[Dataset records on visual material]
↓

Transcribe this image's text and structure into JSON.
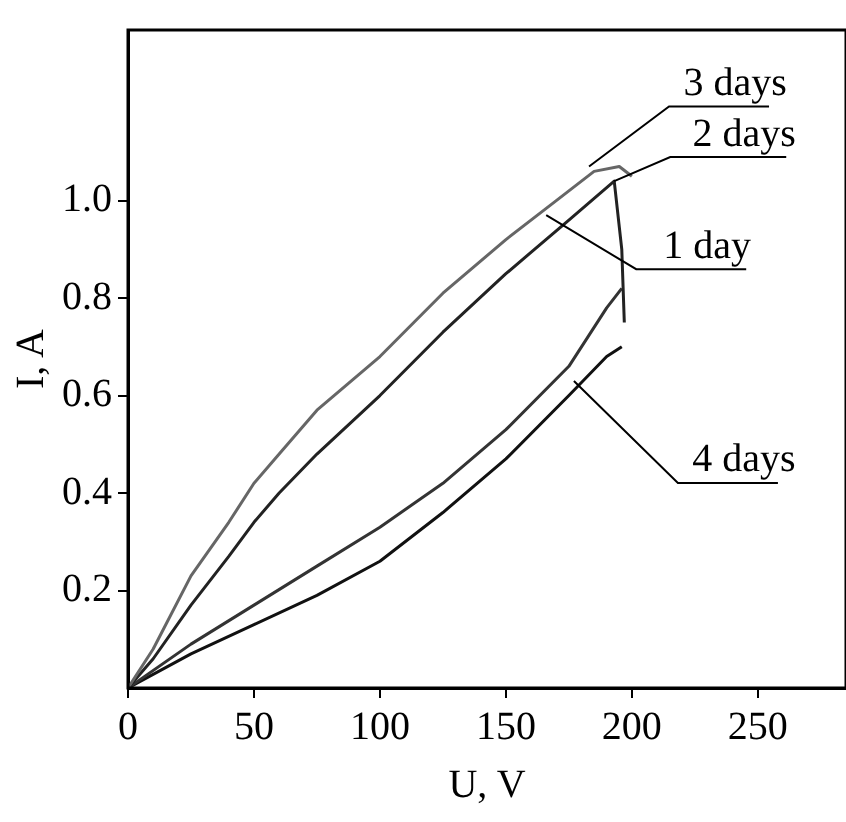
{
  "chart_data": {
    "type": "line",
    "xlabel": "U, V",
    "ylabel": "I, A",
    "xlim": [
      0,
      285
    ],
    "xticks": [
      0,
      50,
      100,
      150,
      200,
      250
    ],
    "ylim": [
      0,
      1.35
    ],
    "yticks": [
      {
        "value": 0.2,
        "label": "0.2"
      },
      {
        "value": 0.4,
        "label": "0.4"
      },
      {
        "value": 0.6,
        "label": "0.6"
      },
      {
        "value": 0.8,
        "label": "0.8"
      },
      {
        "value": 1,
        "label": "1.0"
      }
    ],
    "grid": false,
    "legend": false,
    "marker": "none",
    "line_style": "solid",
    "series": [
      {
        "color": "#666666",
        "x": [
          0,
          10,
          25,
          40,
          50,
          60,
          75,
          100,
          125,
          150,
          170,
          185,
          195,
          200
        ],
        "values": [
          0,
          0.08,
          0.23,
          0.34,
          0.42,
          0.48,
          0.57,
          0.68,
          0.81,
          0.92,
          1.0,
          1.06,
          1.07,
          1.05
        ]
      },
      {
        "color": "#222222",
        "x": [
          0,
          10,
          25,
          40,
          50,
          60,
          75,
          100,
          125,
          150,
          175,
          193,
          196,
          197
        ],
        "values": [
          0,
          0.06,
          0.17,
          0.27,
          0.34,
          0.4,
          0.48,
          0.6,
          0.73,
          0.85,
          0.96,
          1.04,
          0.9,
          0.75
        ]
      },
      {
        "color": "#333333",
        "x": [
          0,
          25,
          50,
          75,
          100,
          125,
          150,
          175,
          190,
          196
        ],
        "values": [
          0,
          0.09,
          0.17,
          0.25,
          0.33,
          0.42,
          0.53,
          0.66,
          0.78,
          0.82
        ]
      },
      {
        "color": "#111111",
        "x": [
          0,
          25,
          50,
          75,
          100,
          125,
          150,
          175,
          190,
          196
        ],
        "values": [
          0,
          0.07,
          0.13,
          0.19,
          0.26,
          0.36,
          0.47,
          0.6,
          0.68,
          0.7
        ]
      }
    ],
    "annotations": [
      {
        "text": "3 days",
        "x": 183,
        "y": 1.07
      },
      {
        "text": "2 days",
        "x": 193,
        "y": 1.04
      },
      {
        "text": "1 day",
        "x": 166,
        "y": 0.97
      },
      {
        "text": "4 days",
        "x": 177,
        "y": 0.63
      }
    ]
  }
}
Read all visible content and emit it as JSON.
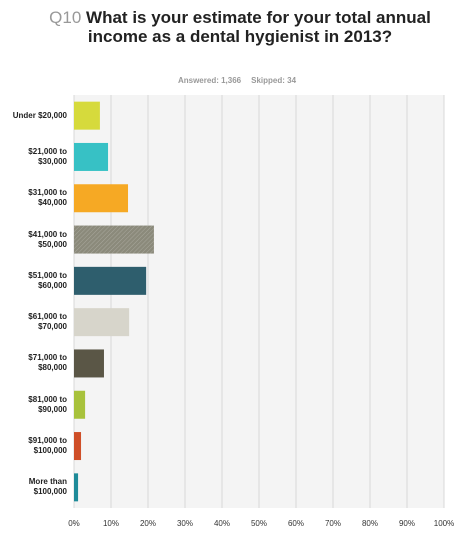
{
  "chart_data": {
    "type": "bar",
    "orientation": "horizontal",
    "question_number": "Q10",
    "title": "What is your estimate for your total annual income as a dental hygienist in 2013?",
    "answered": "Answered: 1,366",
    "skipped": "Skipped: 34",
    "categories": [
      "Under $20,000",
      "$21,000 to $30,000",
      "$31,000 to $40,000",
      "$41,000 to $50,000",
      "$51,000 to $60,000",
      "$61,000 to $70,000",
      "$71,000 to $80,000",
      "$81,000 to $90,000",
      "$91,000 to $100,000",
      "More than $100,000"
    ],
    "values": [
      7,
      9.2,
      14.6,
      21.6,
      19.5,
      14.9,
      8.1,
      3,
      1.9,
      1.1
    ],
    "colors": [
      "#d6da3c",
      "#37c1c5",
      "#f6a924",
      "#8b8a7b",
      "#2e5e6d",
      "#d7d5cb",
      "#5a5646",
      "#a8c23c",
      "#cf4f28",
      "#1f8b99"
    ],
    "xlim": [
      0,
      100
    ],
    "xticks": [
      {
        "value": 0,
        "label": "0%"
      },
      {
        "value": 10,
        "label": "10%"
      },
      {
        "value": 20,
        "label": "20%"
      },
      {
        "value": 30,
        "label": "30%"
      },
      {
        "value": 40,
        "label": "40%"
      },
      {
        "value": 50,
        "label": "50%"
      },
      {
        "value": 60,
        "label": "60%"
      },
      {
        "value": 70,
        "label": "70%"
      },
      {
        "value": 80,
        "label": "80%"
      },
      {
        "value": 90,
        "label": "90%"
      },
      {
        "value": 100,
        "label": "100%"
      }
    ],
    "grid": true
  }
}
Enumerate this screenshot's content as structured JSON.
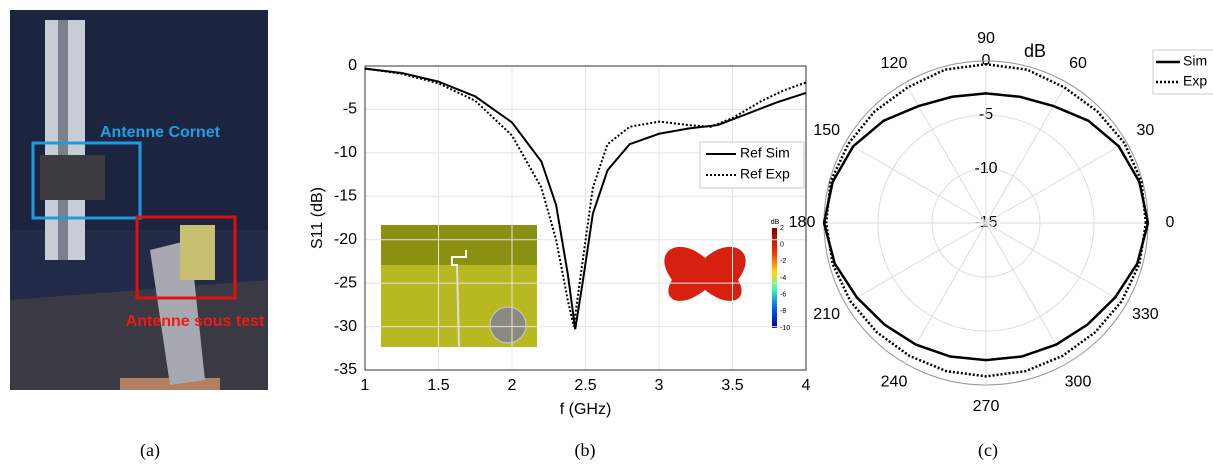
{
  "photo": {
    "labels": [
      "Antenne Cornet",
      "Antenne sous test"
    ]
  },
  "captions": [
    "(a)",
    "(b)",
    "(c)"
  ],
  "chart_data": [
    {
      "type": "line",
      "xlabel": "f (GHz)",
      "ylabel": "S11 (dB)",
      "xlim": [
        1,
        4
      ],
      "xticks": [
        1,
        1.5,
        2,
        2.5,
        3,
        3.5,
        4
      ],
      "ylim": [
        -35,
        0
      ],
      "yticks": [
        -35,
        -30,
        -25,
        -20,
        -15,
        -10,
        -5,
        0
      ],
      "grid": true,
      "legend": "upper right",
      "series": [
        {
          "name": "Ref Sim",
          "color": "#000000",
          "style": "solid",
          "x": [
            1,
            1.25,
            1.5,
            1.75,
            2,
            2.2,
            2.3,
            2.38,
            2.43,
            2.48,
            2.55,
            2.65,
            2.8,
            3,
            3.2,
            3.4,
            3.6,
            3.8,
            4
          ],
          "values": [
            -0.3,
            -0.8,
            -1.8,
            -3.5,
            -6.5,
            -11,
            -16,
            -24,
            -30.3,
            -25,
            -17,
            -12,
            -9,
            -7.8,
            -7.2,
            -6.8,
            -5.5,
            -4.2,
            -3.1
          ]
        },
        {
          "name": "Ref Exp",
          "color": "#000000",
          "style": "dotted",
          "x": [
            1,
            1.25,
            1.5,
            1.75,
            2,
            2.2,
            2.3,
            2.38,
            2.42,
            2.46,
            2.55,
            2.65,
            2.8,
            3,
            3.2,
            3.35,
            3.5,
            3.7,
            3.85,
            4
          ],
          "values": [
            -0.3,
            -0.9,
            -2,
            -4,
            -8,
            -14,
            -20,
            -27,
            -30,
            -25,
            -14,
            -9,
            -7,
            -6.4,
            -6.8,
            -7,
            -6,
            -4,
            -2.8,
            -1.9
          ]
        }
      ],
      "inset_colorbar": {
        "title": "dB",
        "ticks": [
          2,
          0,
          -2,
          -4,
          -6,
          -8,
          -10
        ]
      }
    },
    {
      "type": "polar",
      "unit": "dB",
      "rlim": [
        -15,
        0
      ],
      "rticks": [
        -15,
        -10,
        -5,
        0
      ],
      "thetaticks": [
        0,
        30,
        60,
        90,
        120,
        150,
        180,
        210,
        240,
        270,
        300,
        330
      ],
      "legend": "upper right",
      "series": [
        {
          "name": "Sim",
          "color": "#000000",
          "style": "solid",
          "theta": [
            0,
            15,
            30,
            45,
            60,
            75,
            90,
            105,
            120,
            135,
            150,
            165,
            180,
            195,
            210,
            225,
            240,
            255,
            270,
            285,
            300,
            315,
            330,
            345,
            360
          ],
          "values": [
            0,
            -0.3,
            -0.8,
            -1.6,
            -2.5,
            -2.9,
            -3,
            -2.9,
            -2.5,
            -1.6,
            -0.8,
            -0.3,
            0,
            -0.5,
            -1.2,
            -1.7,
            -2,
            -2.2,
            -2.3,
            -2.2,
            -2,
            -1.7,
            -1.2,
            -0.5,
            0
          ]
        },
        {
          "name": "Exp",
          "color": "#000000",
          "style": "dotted",
          "theta": [
            0,
            15,
            30,
            45,
            60,
            75,
            90,
            105,
            120,
            135,
            150,
            165,
            180,
            195,
            210,
            225,
            240,
            255,
            270,
            285,
            300,
            315,
            330,
            345,
            360
          ],
          "values": [
            -0.2,
            -0.1,
            -0.2,
            -0.4,
            -0.5,
            -0.3,
            -0.3,
            -0.3,
            -0.5,
            -0.4,
            -0.3,
            -0.1,
            -0.2,
            -0.3,
            -0.5,
            -0.7,
            -0.8,
            -0.8,
            -0.8,
            -0.8,
            -0.8,
            -0.7,
            -0.5,
            -0.3,
            -0.2
          ]
        }
      ]
    }
  ]
}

↑

Leave out every line without the string "type" and copy the rest.

- Solution to this task:
    "type": "line",
    "type": "bar",
      "type": "line",
      "type": "polar",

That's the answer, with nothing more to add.